* Task directions
The data below must be copied in full and without any change.

* Data for this task
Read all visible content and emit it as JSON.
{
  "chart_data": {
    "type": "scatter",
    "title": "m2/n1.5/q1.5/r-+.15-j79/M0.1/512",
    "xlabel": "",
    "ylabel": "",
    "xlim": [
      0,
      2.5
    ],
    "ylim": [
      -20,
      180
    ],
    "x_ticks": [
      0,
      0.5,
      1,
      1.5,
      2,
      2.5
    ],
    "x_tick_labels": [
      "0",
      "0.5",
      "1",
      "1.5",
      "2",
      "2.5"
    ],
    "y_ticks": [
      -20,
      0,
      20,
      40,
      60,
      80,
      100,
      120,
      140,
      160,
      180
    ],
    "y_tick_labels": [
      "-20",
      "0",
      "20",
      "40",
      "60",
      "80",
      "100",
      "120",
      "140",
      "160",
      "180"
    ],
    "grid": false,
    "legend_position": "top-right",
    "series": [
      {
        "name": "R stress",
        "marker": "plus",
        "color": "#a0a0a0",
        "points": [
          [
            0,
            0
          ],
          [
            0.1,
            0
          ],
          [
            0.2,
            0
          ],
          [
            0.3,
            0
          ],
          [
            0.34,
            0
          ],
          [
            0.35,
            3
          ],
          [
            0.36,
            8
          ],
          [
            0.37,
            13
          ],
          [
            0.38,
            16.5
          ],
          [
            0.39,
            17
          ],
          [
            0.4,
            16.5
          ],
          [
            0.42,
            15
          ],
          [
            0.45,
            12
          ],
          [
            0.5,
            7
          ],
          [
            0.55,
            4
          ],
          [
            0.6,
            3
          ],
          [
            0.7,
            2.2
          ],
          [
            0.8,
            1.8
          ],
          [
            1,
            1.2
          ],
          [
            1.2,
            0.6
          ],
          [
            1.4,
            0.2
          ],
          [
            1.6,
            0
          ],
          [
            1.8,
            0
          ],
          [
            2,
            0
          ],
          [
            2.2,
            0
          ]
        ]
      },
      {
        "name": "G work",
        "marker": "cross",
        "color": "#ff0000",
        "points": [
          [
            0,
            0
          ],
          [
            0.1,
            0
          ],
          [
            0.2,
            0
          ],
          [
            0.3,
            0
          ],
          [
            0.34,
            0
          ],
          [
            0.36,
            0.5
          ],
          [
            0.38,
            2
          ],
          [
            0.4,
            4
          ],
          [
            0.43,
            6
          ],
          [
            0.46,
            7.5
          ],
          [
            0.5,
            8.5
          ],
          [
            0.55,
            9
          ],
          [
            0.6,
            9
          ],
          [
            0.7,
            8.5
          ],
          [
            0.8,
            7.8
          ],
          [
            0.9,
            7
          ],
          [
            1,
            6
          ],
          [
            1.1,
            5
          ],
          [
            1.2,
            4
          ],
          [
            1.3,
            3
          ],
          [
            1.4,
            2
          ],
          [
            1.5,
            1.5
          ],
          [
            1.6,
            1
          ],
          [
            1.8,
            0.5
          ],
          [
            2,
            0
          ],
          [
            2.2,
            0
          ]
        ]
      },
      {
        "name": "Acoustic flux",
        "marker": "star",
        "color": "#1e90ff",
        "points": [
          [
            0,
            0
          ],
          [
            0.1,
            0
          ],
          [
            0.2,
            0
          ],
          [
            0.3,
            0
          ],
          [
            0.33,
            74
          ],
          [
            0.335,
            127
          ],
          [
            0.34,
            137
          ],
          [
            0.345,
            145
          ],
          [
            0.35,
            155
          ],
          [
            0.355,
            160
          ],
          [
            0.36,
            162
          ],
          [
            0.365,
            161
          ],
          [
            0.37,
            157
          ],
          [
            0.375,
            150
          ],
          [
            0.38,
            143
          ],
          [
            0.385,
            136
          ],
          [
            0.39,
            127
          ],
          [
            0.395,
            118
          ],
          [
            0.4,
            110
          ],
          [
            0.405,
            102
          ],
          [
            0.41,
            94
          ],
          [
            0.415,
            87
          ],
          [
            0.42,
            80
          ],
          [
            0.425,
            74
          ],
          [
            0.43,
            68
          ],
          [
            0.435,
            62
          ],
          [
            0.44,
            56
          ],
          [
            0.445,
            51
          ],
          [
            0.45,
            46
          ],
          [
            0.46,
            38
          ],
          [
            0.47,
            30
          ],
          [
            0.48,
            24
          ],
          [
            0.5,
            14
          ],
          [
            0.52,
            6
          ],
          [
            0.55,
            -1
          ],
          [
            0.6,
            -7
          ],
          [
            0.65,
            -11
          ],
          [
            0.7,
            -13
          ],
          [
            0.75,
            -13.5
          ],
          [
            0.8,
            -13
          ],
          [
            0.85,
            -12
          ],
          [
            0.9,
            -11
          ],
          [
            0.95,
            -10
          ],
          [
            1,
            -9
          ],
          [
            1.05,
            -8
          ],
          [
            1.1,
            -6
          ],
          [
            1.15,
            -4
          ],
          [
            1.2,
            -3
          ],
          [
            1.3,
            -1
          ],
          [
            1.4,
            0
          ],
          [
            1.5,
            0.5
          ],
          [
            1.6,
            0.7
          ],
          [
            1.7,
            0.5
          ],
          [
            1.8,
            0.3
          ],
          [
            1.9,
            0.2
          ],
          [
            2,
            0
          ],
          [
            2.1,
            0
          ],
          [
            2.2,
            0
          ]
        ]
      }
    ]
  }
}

* Task solution
Read all visible content and emit it as JSON.
{
  "chart_data": {
    "type": "scatter",
    "title": "m2/n1.5/q1.5/r-+.15-j79/M0.1/512",
    "xlabel": "",
    "ylabel": "",
    "xlim": [
      0,
      2.5
    ],
    "ylim": [
      -20,
      180
    ],
    "x_ticks": [
      0,
      0.5,
      1,
      1.5,
      2,
      2.5
    ],
    "x_tick_labels": [
      "0",
      "0.5",
      "1",
      "1.5",
      "2",
      "2.5"
    ],
    "y_ticks": [
      -20,
      0,
      20,
      40,
      60,
      80,
      100,
      120,
      140,
      160,
      180
    ],
    "y_tick_labels": [
      "-20",
      "0",
      "20",
      "40",
      "60",
      "80",
      "100",
      "120",
      "140",
      "160",
      "180"
    ],
    "grid": false,
    "legend_position": "top-right",
    "series": [
      {
        "name": "R stress",
        "marker": "plus",
        "color": "#a0a0a0",
        "points": [
          [
            0,
            0
          ],
          [
            0.1,
            0
          ],
          [
            0.2,
            0
          ],
          [
            0.3,
            0
          ],
          [
            0.34,
            0
          ],
          [
            0.35,
            3
          ],
          [
            0.36,
            8
          ],
          [
            0.37,
            13
          ],
          [
            0.38,
            16.5
          ],
          [
            0.39,
            17
          ],
          [
            0.4,
            16.5
          ],
          [
            0.42,
            15
          ],
          [
            0.45,
            12
          ],
          [
            0.5,
            7
          ],
          [
            0.55,
            4
          ],
          [
            0.6,
            3
          ],
          [
            0.7,
            2.2
          ],
          [
            0.8,
            1.8
          ],
          [
            1,
            1.2
          ],
          [
            1.2,
            0.6
          ],
          [
            1.4,
            0.2
          ],
          [
            1.6,
            0
          ],
          [
            1.8,
            0
          ],
          [
            2,
            0
          ],
          [
            2.2,
            0
          ]
        ]
      },
      {
        "name": "G work",
        "marker": "cross",
        "color": "#ff0000",
        "points": [
          [
            0,
            0
          ],
          [
            0.1,
            0
          ],
          [
            0.2,
            0
          ],
          [
            0.3,
            0
          ],
          [
            0.34,
            0
          ],
          [
            0.36,
            0.5
          ],
          [
            0.38,
            2
          ],
          [
            0.4,
            4
          ],
          [
            0.43,
            6
          ],
          [
            0.46,
            7.5
          ],
          [
            0.5,
            8.5
          ],
          [
            0.55,
            9
          ],
          [
            0.6,
            9
          ],
          [
            0.7,
            8.5
          ],
          [
            0.8,
            7.8
          ],
          [
            0.9,
            7
          ],
          [
            1,
            6
          ],
          [
            1.1,
            5
          ],
          [
            1.2,
            4
          ],
          [
            1.3,
            3
          ],
          [
            1.4,
            2
          ],
          [
            1.5,
            1.5
          ],
          [
            1.6,
            1
          ],
          [
            1.8,
            0.5
          ],
          [
            2,
            0
          ],
          [
            2.2,
            0
          ]
        ]
      },
      {
        "name": "Acoustic flux",
        "marker": "star",
        "color": "#1e90ff",
        "points": [
          [
            0,
            0
          ],
          [
            0.1,
            0
          ],
          [
            0.2,
            0
          ],
          [
            0.3,
            0
          ],
          [
            0.33,
            74
          ],
          [
            0.335,
            127
          ],
          [
            0.34,
            137
          ],
          [
            0.345,
            145
          ],
          [
            0.35,
            155
          ],
          [
            0.355,
            160
          ],
          [
            0.36,
            162
          ],
          [
            0.365,
            161
          ],
          [
            0.37,
            157
          ],
          [
            0.375,
            150
          ],
          [
            0.38,
            143
          ],
          [
            0.385,
            136
          ],
          [
            0.39,
            127
          ],
          [
            0.395,
            118
          ],
          [
            0.4,
            110
          ],
          [
            0.405,
            102
          ],
          [
            0.41,
            94
          ],
          [
            0.415,
            87
          ],
          [
            0.42,
            80
          ],
          [
            0.425,
            74
          ],
          [
            0.43,
            68
          ],
          [
            0.435,
            62
          ],
          [
            0.44,
            56
          ],
          [
            0.445,
            51
          ],
          [
            0.45,
            46
          ],
          [
            0.46,
            38
          ],
          [
            0.47,
            30
          ],
          [
            0.48,
            24
          ],
          [
            0.5,
            14
          ],
          [
            0.52,
            6
          ],
          [
            0.55,
            -1
          ],
          [
            0.6,
            -7
          ],
          [
            0.65,
            -11
          ],
          [
            0.7,
            -13
          ],
          [
            0.75,
            -13.5
          ],
          [
            0.8,
            -13
          ],
          [
            0.85,
            -12
          ],
          [
            0.9,
            -11
          ],
          [
            0.95,
            -10
          ],
          [
            1,
            -9
          ],
          [
            1.05,
            -8
          ],
          [
            1.1,
            -6
          ],
          [
            1.15,
            -4
          ],
          [
            1.2,
            -3
          ],
          [
            1.3,
            -1
          ],
          [
            1.4,
            0
          ],
          [
            1.5,
            0.5
          ],
          [
            1.6,
            0.7
          ],
          [
            1.7,
            0.5
          ],
          [
            1.8,
            0.3
          ],
          [
            1.9,
            0.2
          ],
          [
            2,
            0
          ],
          [
            2.1,
            0
          ],
          [
            2.2,
            0
          ]
        ]
      }
    ]
  }
}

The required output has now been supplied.